--- GIVEN TASK ---
Hunt for the word "this" across the entries below, copying each line that holds it.

======

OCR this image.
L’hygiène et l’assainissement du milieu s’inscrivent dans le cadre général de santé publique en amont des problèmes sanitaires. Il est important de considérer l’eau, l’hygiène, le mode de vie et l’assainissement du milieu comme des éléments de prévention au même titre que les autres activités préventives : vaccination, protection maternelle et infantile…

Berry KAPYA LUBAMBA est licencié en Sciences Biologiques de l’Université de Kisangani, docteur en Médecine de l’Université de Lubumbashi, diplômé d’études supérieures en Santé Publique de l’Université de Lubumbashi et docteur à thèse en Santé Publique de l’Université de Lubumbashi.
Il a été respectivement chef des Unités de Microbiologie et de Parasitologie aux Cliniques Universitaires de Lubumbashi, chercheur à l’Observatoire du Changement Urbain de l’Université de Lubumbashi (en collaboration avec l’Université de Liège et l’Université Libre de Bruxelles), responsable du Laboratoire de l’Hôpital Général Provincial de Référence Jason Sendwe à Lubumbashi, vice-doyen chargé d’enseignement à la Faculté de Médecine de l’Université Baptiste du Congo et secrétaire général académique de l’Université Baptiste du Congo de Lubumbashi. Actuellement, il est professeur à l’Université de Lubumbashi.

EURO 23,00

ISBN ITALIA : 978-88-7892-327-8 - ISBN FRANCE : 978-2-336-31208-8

======

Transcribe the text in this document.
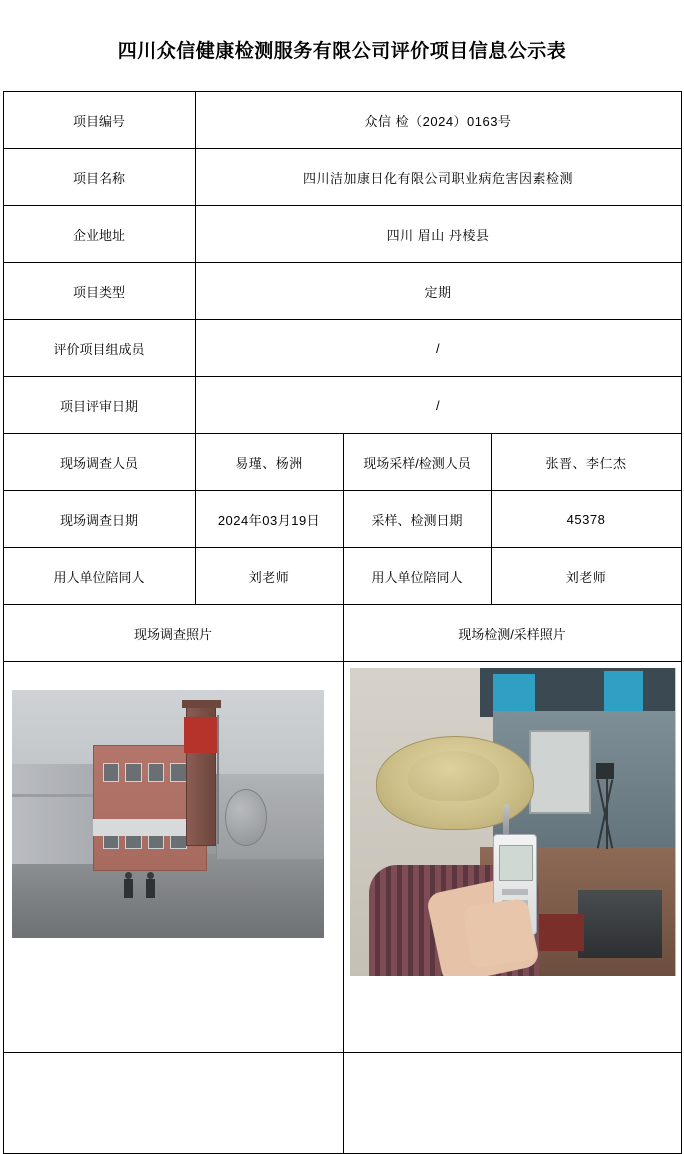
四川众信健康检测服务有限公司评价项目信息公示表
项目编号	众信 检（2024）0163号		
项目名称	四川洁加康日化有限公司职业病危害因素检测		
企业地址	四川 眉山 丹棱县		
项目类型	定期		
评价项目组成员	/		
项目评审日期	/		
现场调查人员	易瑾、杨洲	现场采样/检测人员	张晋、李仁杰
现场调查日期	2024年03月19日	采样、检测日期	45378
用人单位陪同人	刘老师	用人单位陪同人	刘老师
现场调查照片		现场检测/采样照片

======

--- EXERCISE ANSWER ---
OCR this image.
Transcribe the text in this document.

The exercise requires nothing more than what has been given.